What is required: Copy the material below word for word, from its first line through the line that contains "row-name: 其中：一体化中心 xyxy=(89,152,409,205)", including that line.

Given records:
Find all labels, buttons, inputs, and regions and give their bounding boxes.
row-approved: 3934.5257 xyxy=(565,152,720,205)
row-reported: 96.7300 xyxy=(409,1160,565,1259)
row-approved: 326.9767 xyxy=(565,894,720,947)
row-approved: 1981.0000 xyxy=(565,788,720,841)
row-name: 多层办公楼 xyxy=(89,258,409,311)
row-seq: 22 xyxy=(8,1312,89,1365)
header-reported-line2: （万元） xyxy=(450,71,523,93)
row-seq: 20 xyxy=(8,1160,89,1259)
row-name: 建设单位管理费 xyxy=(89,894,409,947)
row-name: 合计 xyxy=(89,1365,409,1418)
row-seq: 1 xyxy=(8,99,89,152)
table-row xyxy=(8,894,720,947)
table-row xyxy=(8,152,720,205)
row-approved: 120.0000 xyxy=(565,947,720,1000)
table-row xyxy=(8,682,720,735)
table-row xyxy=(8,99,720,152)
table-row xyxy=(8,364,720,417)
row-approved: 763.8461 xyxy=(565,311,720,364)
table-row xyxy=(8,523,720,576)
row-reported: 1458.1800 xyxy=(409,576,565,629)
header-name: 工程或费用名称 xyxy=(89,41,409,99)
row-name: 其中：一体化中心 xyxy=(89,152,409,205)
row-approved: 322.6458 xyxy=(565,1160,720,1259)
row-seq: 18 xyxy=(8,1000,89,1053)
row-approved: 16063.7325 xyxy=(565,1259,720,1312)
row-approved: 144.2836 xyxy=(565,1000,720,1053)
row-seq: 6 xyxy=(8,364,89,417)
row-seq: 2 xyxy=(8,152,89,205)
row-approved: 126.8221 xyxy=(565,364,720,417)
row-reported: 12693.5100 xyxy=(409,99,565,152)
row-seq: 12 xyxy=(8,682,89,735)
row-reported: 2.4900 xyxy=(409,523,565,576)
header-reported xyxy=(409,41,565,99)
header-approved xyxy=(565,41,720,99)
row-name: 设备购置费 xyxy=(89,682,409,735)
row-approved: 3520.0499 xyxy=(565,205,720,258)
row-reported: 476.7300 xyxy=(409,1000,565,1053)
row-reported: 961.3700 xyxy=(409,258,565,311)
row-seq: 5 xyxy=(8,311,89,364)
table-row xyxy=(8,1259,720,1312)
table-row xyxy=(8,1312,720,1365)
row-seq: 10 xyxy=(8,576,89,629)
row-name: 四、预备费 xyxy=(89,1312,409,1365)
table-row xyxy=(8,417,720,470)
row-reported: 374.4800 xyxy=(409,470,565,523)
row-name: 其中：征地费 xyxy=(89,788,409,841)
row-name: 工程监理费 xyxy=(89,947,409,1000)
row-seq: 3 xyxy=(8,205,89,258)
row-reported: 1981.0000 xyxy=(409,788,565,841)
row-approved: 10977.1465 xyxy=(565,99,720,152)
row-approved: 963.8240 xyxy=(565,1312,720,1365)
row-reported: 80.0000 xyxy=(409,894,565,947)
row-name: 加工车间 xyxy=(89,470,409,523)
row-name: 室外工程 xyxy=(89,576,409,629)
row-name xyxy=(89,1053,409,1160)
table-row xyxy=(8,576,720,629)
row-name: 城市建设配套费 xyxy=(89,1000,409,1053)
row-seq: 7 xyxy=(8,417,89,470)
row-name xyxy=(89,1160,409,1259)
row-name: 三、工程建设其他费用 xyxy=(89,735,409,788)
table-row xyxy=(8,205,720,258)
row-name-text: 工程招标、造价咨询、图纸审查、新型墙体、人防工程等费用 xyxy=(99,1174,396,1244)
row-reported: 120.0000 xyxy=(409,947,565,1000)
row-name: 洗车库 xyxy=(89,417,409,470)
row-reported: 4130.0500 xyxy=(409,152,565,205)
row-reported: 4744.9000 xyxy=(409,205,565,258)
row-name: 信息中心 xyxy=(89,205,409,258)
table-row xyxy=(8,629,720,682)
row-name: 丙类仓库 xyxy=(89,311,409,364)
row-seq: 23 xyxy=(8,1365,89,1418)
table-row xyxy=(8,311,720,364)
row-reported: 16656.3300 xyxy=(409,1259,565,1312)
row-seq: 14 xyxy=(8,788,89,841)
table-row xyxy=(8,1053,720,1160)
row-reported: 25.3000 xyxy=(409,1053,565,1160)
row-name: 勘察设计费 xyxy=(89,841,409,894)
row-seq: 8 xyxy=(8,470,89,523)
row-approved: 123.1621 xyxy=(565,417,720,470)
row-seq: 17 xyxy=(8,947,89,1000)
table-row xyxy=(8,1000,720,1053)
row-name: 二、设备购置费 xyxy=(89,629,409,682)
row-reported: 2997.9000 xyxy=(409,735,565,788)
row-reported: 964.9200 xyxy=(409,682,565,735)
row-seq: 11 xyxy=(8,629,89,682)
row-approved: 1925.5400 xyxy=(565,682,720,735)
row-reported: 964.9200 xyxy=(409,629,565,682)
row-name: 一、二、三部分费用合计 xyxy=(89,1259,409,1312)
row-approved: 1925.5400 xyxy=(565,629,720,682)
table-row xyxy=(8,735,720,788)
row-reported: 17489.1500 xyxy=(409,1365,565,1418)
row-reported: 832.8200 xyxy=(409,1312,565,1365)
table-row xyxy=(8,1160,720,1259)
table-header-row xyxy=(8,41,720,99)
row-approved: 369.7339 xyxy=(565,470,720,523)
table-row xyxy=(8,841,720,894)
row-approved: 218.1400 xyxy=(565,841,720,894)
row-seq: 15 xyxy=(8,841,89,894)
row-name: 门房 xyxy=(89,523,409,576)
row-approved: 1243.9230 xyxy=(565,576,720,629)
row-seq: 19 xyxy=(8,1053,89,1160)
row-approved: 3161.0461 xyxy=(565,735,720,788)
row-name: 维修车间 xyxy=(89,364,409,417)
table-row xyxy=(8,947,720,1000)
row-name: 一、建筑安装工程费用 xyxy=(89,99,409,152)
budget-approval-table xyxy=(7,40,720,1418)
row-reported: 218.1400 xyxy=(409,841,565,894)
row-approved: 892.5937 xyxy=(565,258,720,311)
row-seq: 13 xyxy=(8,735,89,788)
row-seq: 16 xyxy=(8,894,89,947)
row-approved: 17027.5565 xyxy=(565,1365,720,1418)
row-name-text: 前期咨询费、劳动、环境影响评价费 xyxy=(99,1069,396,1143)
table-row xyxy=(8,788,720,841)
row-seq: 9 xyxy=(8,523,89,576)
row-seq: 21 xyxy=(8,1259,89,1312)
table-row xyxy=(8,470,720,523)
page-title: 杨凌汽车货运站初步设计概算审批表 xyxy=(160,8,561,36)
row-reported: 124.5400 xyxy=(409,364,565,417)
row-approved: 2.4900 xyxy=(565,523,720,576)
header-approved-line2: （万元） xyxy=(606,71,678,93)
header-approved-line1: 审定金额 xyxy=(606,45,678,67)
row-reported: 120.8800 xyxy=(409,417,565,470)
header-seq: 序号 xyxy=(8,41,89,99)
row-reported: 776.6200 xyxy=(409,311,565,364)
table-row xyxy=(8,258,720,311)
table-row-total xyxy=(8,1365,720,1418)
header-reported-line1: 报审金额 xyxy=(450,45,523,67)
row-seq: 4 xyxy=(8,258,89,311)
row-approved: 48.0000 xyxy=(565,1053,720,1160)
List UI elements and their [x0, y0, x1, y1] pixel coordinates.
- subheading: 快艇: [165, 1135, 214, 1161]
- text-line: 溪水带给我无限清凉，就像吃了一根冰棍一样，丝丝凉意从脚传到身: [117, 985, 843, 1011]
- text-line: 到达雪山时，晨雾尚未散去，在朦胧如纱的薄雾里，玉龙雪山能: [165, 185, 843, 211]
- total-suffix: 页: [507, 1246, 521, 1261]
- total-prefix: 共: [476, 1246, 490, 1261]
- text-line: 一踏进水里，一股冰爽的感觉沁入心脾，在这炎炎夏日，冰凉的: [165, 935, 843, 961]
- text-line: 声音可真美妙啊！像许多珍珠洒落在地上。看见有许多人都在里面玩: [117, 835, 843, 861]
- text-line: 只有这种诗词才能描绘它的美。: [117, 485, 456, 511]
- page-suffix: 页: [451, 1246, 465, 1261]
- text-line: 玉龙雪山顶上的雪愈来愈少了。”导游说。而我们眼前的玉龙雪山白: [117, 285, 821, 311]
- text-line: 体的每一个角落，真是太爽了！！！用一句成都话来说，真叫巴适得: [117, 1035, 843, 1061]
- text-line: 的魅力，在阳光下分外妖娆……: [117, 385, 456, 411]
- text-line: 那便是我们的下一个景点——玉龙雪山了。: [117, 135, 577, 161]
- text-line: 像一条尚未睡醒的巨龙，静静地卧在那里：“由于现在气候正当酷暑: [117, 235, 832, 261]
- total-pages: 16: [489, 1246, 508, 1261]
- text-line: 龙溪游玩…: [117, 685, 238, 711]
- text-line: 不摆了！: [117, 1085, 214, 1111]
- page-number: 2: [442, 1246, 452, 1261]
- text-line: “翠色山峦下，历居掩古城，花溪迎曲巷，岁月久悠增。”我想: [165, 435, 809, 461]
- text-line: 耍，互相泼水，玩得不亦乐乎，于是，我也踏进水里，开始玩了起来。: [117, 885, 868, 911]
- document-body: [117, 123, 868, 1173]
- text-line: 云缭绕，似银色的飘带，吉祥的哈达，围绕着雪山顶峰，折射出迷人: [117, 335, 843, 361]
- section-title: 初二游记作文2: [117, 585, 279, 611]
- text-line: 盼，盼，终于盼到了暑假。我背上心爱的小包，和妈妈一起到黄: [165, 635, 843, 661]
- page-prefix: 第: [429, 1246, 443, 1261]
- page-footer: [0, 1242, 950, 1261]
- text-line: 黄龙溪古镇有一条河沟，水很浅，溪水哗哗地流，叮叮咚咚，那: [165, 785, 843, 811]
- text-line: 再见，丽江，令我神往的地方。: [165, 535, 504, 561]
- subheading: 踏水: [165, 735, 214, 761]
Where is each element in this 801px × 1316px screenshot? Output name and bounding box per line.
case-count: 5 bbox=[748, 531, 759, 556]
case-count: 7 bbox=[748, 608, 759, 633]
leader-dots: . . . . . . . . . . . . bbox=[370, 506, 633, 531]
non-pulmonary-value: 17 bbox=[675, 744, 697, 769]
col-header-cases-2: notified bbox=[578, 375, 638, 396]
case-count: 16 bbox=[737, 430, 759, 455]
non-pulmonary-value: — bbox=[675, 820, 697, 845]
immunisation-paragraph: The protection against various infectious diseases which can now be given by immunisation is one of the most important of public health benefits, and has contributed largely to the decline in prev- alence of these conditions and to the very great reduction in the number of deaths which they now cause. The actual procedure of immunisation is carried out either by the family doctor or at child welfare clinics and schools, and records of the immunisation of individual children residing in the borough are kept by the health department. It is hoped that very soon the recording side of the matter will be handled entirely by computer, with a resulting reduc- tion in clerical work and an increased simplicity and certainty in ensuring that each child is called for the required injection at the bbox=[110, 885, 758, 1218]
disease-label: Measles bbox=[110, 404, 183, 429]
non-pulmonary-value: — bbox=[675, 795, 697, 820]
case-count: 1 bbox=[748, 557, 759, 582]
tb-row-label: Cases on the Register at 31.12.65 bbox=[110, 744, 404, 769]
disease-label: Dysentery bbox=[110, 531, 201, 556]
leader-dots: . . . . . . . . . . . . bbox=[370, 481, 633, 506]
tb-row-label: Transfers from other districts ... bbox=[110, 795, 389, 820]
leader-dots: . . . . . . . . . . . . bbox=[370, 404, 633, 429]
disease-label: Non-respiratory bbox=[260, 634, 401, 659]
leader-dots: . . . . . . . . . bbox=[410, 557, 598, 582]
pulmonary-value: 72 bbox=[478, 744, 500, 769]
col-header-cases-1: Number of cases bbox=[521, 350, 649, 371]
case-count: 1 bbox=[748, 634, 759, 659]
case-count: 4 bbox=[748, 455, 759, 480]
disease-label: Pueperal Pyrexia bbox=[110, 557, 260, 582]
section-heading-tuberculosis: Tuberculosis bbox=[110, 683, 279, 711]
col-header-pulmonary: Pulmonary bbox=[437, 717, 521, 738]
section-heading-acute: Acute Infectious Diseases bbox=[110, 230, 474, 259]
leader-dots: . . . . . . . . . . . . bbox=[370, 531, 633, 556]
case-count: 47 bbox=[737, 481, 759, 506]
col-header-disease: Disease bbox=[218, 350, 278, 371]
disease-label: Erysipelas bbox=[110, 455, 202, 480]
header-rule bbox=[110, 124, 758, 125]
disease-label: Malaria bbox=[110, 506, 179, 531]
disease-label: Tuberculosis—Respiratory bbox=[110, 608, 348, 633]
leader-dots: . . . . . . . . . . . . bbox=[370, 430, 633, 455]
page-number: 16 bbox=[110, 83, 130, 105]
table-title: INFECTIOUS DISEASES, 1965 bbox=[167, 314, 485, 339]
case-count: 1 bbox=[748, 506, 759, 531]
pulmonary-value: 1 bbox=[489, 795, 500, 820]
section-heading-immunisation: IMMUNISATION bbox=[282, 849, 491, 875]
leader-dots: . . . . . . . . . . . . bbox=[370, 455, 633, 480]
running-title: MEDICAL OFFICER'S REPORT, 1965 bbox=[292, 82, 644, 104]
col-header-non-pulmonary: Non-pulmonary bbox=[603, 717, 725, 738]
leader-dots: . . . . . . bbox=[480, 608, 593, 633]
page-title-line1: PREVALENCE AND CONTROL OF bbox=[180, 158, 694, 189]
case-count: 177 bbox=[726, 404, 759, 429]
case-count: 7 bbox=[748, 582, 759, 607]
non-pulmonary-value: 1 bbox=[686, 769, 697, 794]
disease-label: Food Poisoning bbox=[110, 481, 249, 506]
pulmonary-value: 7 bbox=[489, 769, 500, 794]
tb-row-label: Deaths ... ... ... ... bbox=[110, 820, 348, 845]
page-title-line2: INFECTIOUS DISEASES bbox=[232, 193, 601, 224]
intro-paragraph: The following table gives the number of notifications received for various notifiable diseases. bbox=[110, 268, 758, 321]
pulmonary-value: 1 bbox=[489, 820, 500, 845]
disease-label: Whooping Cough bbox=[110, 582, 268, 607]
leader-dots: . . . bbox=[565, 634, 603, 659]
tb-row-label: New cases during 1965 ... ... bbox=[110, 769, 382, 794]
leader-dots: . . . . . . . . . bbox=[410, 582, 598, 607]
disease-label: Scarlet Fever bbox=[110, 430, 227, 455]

In response:
Find all labels, buttons, inputs, and regions and give their bounding boxes.
row-approved: 3934.5257 xyxy=(565,152,720,205)
row-reported: 96.7300 xyxy=(409,1160,565,1259)
row-approved: 326.9767 xyxy=(565,894,720,947)
row-approved: 1981.0000 xyxy=(565,788,720,841)
row-name: 多层办公楼 xyxy=(89,258,409,311)
row-seq: 22 xyxy=(8,1312,89,1365)
header-reported-line2: （万元） xyxy=(450,71,523,93)
row-seq: 20 xyxy=(8,1160,89,1259)
row-name: 建设单位管理费 xyxy=(89,894,409,947)
row-name: 合计 xyxy=(89,1365,409,1418)
row-seq: 1 xyxy=(8,99,89,152)
table-row xyxy=(8,894,720,947)
table-row xyxy=(8,152,720,205)
row-approved: 120.0000 xyxy=(565,947,720,1000)
table-row xyxy=(8,682,720,735)
table-row xyxy=(8,99,720,152)
table-row xyxy=(8,364,720,417)
row-approved: 763.8461 xyxy=(565,311,720,364)
table-row xyxy=(8,523,720,576)
row-reported: 1458.1800 xyxy=(409,576,565,629)
header-name: 工程或费用名称 xyxy=(89,41,409,99)
row-name: 其中：一体化中心 xyxy=(89,152,409,205)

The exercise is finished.